━━━━━ Data for the task ━━━━━

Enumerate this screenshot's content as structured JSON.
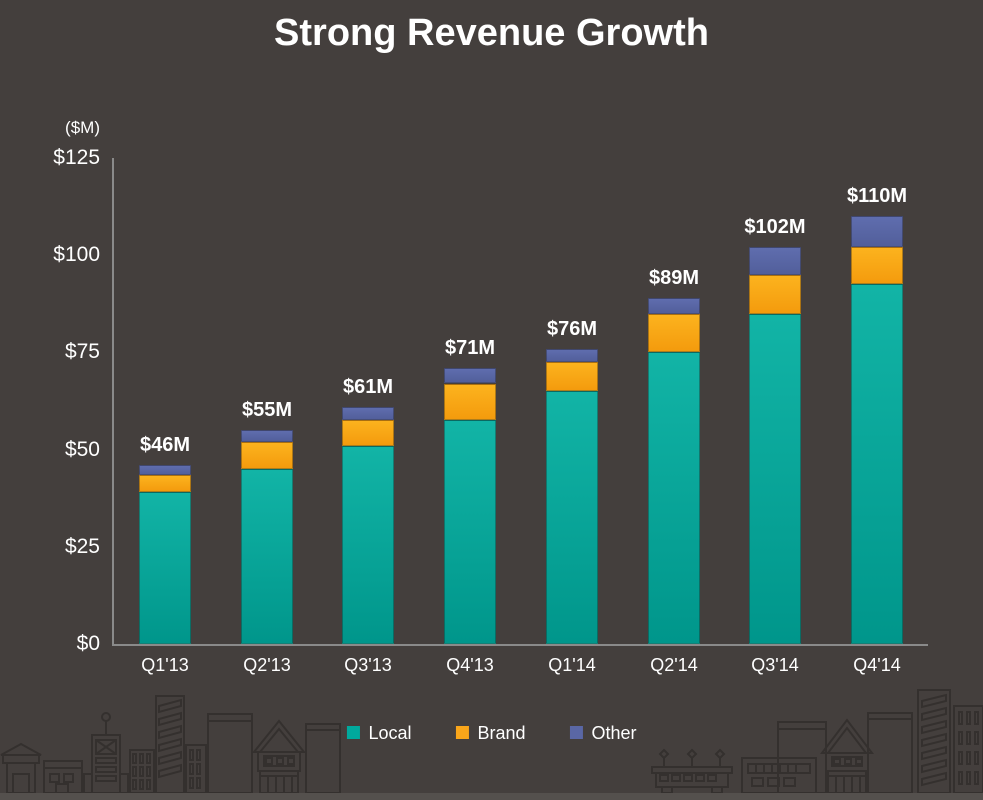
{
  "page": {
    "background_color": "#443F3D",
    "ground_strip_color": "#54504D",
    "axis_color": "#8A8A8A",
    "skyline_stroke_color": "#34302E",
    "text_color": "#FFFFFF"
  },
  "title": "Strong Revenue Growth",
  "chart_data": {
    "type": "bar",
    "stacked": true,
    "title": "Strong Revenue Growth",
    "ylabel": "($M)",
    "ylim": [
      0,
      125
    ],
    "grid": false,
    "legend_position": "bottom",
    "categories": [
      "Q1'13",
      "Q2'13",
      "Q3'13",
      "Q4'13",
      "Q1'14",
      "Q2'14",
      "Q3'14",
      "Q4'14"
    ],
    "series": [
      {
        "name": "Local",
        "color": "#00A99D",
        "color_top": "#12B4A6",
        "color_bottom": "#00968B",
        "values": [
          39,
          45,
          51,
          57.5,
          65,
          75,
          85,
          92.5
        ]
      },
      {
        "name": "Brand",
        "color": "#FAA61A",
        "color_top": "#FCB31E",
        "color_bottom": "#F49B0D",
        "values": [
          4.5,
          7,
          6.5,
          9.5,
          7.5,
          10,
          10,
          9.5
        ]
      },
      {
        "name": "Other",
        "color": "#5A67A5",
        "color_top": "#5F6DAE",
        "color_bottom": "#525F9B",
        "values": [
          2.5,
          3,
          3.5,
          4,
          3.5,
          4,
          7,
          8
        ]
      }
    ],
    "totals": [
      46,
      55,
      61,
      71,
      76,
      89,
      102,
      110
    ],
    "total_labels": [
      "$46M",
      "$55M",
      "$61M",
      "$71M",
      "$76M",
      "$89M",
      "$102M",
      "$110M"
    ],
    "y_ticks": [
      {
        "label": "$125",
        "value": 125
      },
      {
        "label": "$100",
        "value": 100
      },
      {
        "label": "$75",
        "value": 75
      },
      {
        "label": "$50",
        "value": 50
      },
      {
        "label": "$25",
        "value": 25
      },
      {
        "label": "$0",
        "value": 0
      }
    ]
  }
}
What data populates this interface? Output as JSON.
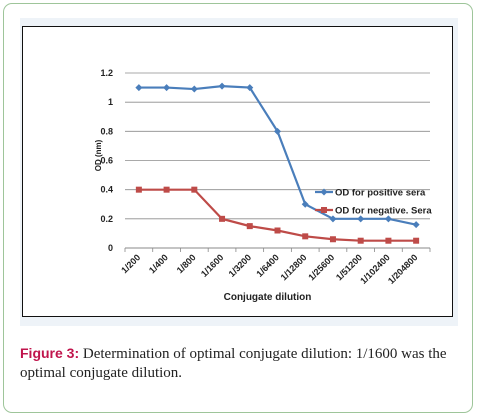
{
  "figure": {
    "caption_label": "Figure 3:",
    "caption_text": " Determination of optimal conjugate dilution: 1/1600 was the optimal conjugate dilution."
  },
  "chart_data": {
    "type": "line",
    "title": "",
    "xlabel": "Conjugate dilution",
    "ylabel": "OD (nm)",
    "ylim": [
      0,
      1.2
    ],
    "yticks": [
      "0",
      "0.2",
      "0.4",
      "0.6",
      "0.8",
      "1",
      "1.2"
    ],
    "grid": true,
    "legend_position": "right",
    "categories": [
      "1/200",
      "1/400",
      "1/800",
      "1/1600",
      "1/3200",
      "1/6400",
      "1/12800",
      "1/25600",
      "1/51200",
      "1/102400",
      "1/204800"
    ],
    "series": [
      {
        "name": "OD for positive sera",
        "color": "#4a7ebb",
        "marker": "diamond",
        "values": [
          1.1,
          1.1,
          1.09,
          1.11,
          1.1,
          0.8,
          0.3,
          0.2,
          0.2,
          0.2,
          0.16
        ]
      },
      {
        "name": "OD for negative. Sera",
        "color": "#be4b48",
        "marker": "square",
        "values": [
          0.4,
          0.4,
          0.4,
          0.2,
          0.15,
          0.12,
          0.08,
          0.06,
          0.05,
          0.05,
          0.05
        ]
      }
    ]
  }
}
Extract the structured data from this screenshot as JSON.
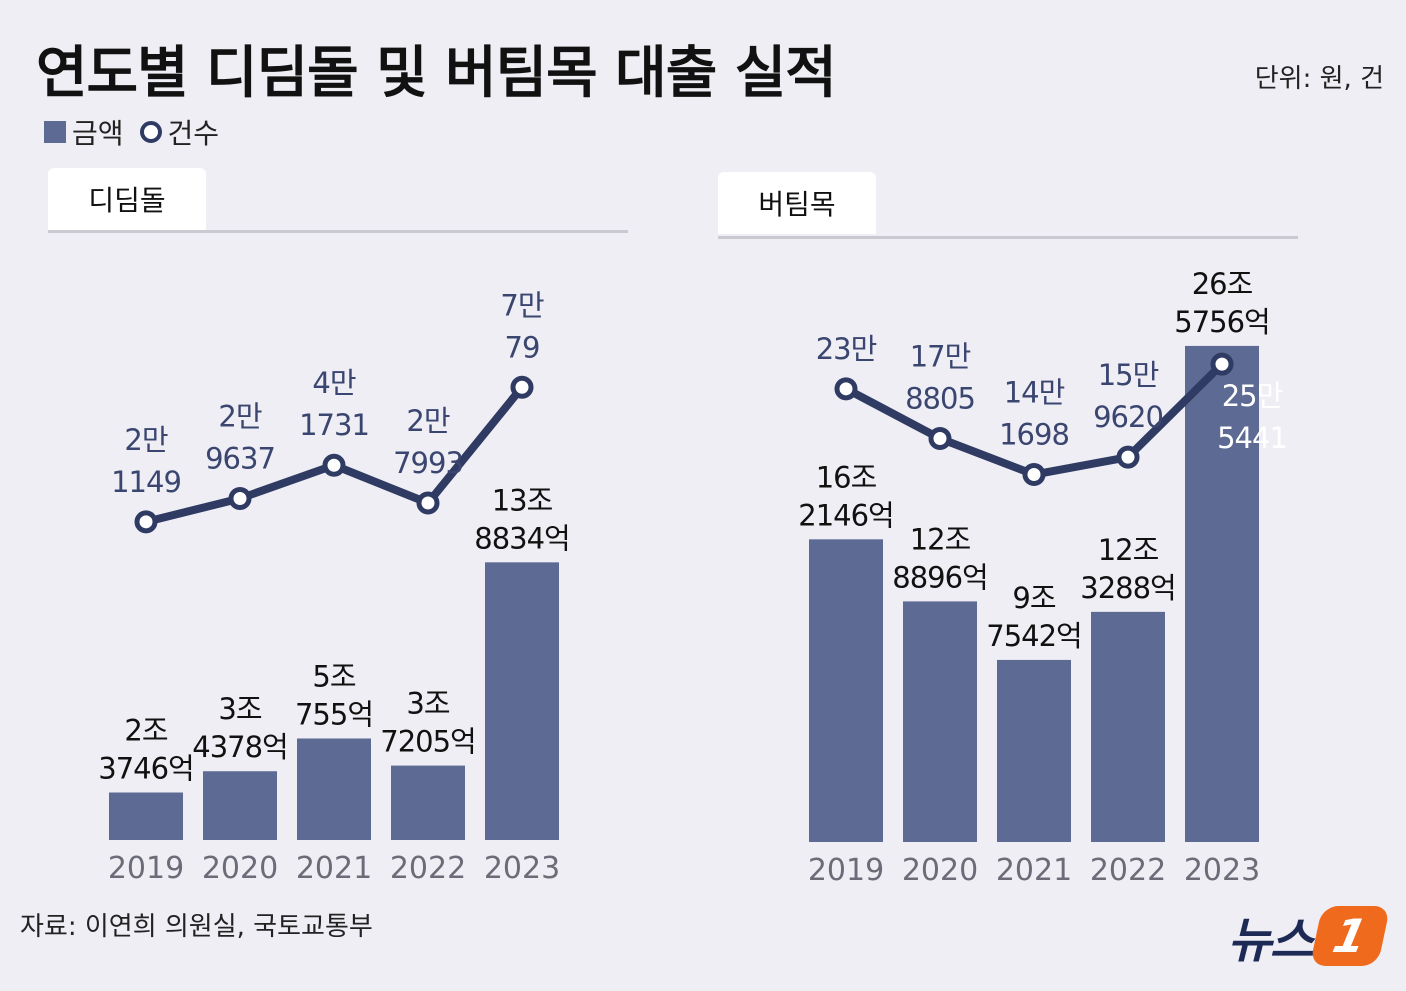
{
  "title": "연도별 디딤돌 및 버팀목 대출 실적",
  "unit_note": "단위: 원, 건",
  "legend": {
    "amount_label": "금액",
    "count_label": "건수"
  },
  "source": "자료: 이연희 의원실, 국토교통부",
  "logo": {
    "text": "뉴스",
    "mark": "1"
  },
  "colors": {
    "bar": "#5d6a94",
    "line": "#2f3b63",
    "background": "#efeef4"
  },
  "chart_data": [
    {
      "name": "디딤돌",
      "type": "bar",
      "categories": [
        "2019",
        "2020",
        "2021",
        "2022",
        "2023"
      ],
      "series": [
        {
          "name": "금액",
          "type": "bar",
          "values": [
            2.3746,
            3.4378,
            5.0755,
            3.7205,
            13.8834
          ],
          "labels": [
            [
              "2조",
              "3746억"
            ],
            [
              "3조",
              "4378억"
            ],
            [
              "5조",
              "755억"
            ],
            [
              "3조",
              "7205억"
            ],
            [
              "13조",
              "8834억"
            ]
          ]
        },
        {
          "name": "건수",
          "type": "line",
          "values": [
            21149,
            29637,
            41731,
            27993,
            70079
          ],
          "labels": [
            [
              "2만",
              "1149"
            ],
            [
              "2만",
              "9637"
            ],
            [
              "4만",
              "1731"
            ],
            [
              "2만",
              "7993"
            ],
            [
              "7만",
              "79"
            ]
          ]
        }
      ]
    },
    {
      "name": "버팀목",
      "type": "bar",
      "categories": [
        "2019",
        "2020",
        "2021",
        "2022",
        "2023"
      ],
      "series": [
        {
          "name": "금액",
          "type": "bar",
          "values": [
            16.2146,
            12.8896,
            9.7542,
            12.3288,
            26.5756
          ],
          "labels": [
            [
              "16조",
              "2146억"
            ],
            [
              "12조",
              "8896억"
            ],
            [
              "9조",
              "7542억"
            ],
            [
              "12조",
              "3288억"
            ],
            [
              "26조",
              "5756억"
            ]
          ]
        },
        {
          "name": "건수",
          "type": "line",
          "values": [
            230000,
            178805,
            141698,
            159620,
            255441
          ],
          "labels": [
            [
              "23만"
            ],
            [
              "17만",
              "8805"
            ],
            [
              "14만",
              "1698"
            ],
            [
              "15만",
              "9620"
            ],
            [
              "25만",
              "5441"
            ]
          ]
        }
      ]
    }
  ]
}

━━━━━

Task to complete:
Transcribe the records above exactly as they appear, leaving out any pictures.

Result of the exercise:
Enumerate this screenshot's content as structured JSON.
{
  "page": {
    "background_color": "#443F3D",
    "ground_strip_color": "#54504D",
    "axis_color": "#8A8A8A",
    "skyline_stroke_color": "#34302E",
    "text_color": "#FFFFFF"
  },
  "title": "Strong Revenue Growth",
  "chart_data": {
    "type": "bar",
    "stacked": true,
    "title": "Strong Revenue Growth",
    "ylabel": "($M)",
    "ylim": [
      0,
      125
    ],
    "grid": false,
    "legend_position": "bottom",
    "categories": [
      "Q1'13",
      "Q2'13",
      "Q3'13",
      "Q4'13",
      "Q1'14",
      "Q2'14",
      "Q3'14",
      "Q4'14"
    ],
    "series": [
      {
        "name": "Local",
        "color": "#00A99D",
        "color_top": "#12B4A6",
        "color_bottom": "#00968B",
        "values": [
          39,
          45,
          51,
          57.5,
          65,
          75,
          85,
          92.5
        ]
      },
      {
        "name": "Brand",
        "color": "#FAA61A",
        "color_top": "#FCB31E",
        "color_bottom": "#F49B0D",
        "values": [
          4.5,
          7,
          6.5,
          9.5,
          7.5,
          10,
          10,
          9.5
        ]
      },
      {
        "name": "Other",
        "color": "#5A67A5",
        "color_top": "#5F6DAE",
        "color_bottom": "#525F9B",
        "values": [
          2.5,
          3,
          3.5,
          4,
          3.5,
          4,
          7,
          8
        ]
      }
    ],
    "totals": [
      46,
      55,
      61,
      71,
      76,
      89,
      102,
      110
    ],
    "total_labels": [
      "$46M",
      "$55M",
      "$61M",
      "$71M",
      "$76M",
      "$89M",
      "$102M",
      "$110M"
    ],
    "y_ticks": [
      {
        "label": "$125",
        "value": 125
      },
      {
        "label": "$100",
        "value": 100
      },
      {
        "label": "$75",
        "value": 75
      },
      {
        "label": "$50",
        "value": 50
      },
      {
        "label": "$25",
        "value": 25
      },
      {
        "label": "$0",
        "value": 0
      }
    ]
  }
}
What data populates this interface? Output as JSON.
{
  "figure": {
    "caption_label": "Figure 3:",
    "caption_text": " Determination of optimal conjugate dilution: 1/1600 was the optimal conjugate dilution."
  },
  "chart_data": {
    "type": "line",
    "title": "",
    "xlabel": "Conjugate dilution",
    "ylabel": "OD (nm)",
    "ylim": [
      0,
      1.2
    ],
    "yticks": [
      "0",
      "0.2",
      "0.4",
      "0.6",
      "0.8",
      "1",
      "1.2"
    ],
    "grid": true,
    "legend_position": "right",
    "categories": [
      "1/200",
      "1/400",
      "1/800",
      "1/1600",
      "1/3200",
      "1/6400",
      "1/12800",
      "1/25600",
      "1/51200",
      "1/102400",
      "1/204800"
    ],
    "series": [
      {
        "name": "OD for positive sera",
        "color": "#4a7ebb",
        "marker": "diamond",
        "values": [
          1.1,
          1.1,
          1.09,
          1.11,
          1.1,
          0.8,
          0.3,
          0.2,
          0.2,
          0.2,
          0.16
        ]
      },
      {
        "name": "OD for negative. Sera",
        "color": "#be4b48",
        "marker": "square",
        "values": [
          0.4,
          0.4,
          0.4,
          0.2,
          0.15,
          0.12,
          0.08,
          0.06,
          0.05,
          0.05,
          0.05
        ]
      }
    ]
  }
}
Extract the structured data from this screenshot as JSON.
{
  "title": "연도별 디딤돌 및 버팀목 대출 실적",
  "unit_note": "단위: 원, 건",
  "legend": {
    "amount_label": "금액",
    "count_label": "건수"
  },
  "source": "자료: 이연희 의원실, 국토교통부",
  "logo": {
    "text": "뉴스",
    "mark": "1"
  },
  "colors": {
    "bar": "#5d6a94",
    "line": "#2f3b63",
    "background": "#efeef4"
  },
  "chart_data": [
    {
      "name": "디딤돌",
      "type": "bar",
      "categories": [
        "2019",
        "2020",
        "2021",
        "2022",
        "2023"
      ],
      "series": [
        {
          "name": "금액",
          "type": "bar",
          "values": [
            2.3746,
            3.4378,
            5.0755,
            3.7205,
            13.8834
          ],
          "labels": [
            [
              "2조",
              "3746억"
            ],
            [
              "3조",
              "4378억"
            ],
            [
              "5조",
              "755억"
            ],
            [
              "3조",
              "7205억"
            ],
            [
              "13조",
              "8834억"
            ]
          ]
        },
        {
          "name": "건수",
          "type": "line",
          "values": [
            21149,
            29637,
            41731,
            27993,
            70079
          ],
          "labels": [
            [
              "2만",
              "1149"
            ],
            [
              "2만",
              "9637"
            ],
            [
              "4만",
              "1731"
            ],
            [
              "2만",
              "7993"
            ],
            [
              "7만",
              "79"
            ]
          ]
        }
      ]
    },
    {
      "name": "버팀목",
      "type": "bar",
      "categories": [
        "2019",
        "2020",
        "2021",
        "2022",
        "2023"
      ],
      "series": [
        {
          "name": "금액",
          "type": "bar",
          "values": [
            16.2146,
            12.8896,
            9.7542,
            12.3288,
            26.5756
          ],
          "labels": [
            [
              "16조",
              "2146억"
            ],
            [
              "12조",
              "8896억"
            ],
            [
              "9조",
              "7542억"
            ],
            [
              "12조",
              "3288억"
            ],
            [
              "26조",
              "5756억"
            ]
          ]
        },
        {
          "name": "건수",
          "type": "line",
          "values": [
            230000,
            178805,
            141698,
            159620,
            255441
          ],
          "labels": [
            [
              "23만"
            ],
            [
              "17만",
              "8805"
            ],
            [
              "14만",
              "1698"
            ],
            [
              "15만",
              "9620"
            ],
            [
              "25만",
              "5441"
            ]
          ]
        }
      ]
    }
  ]
}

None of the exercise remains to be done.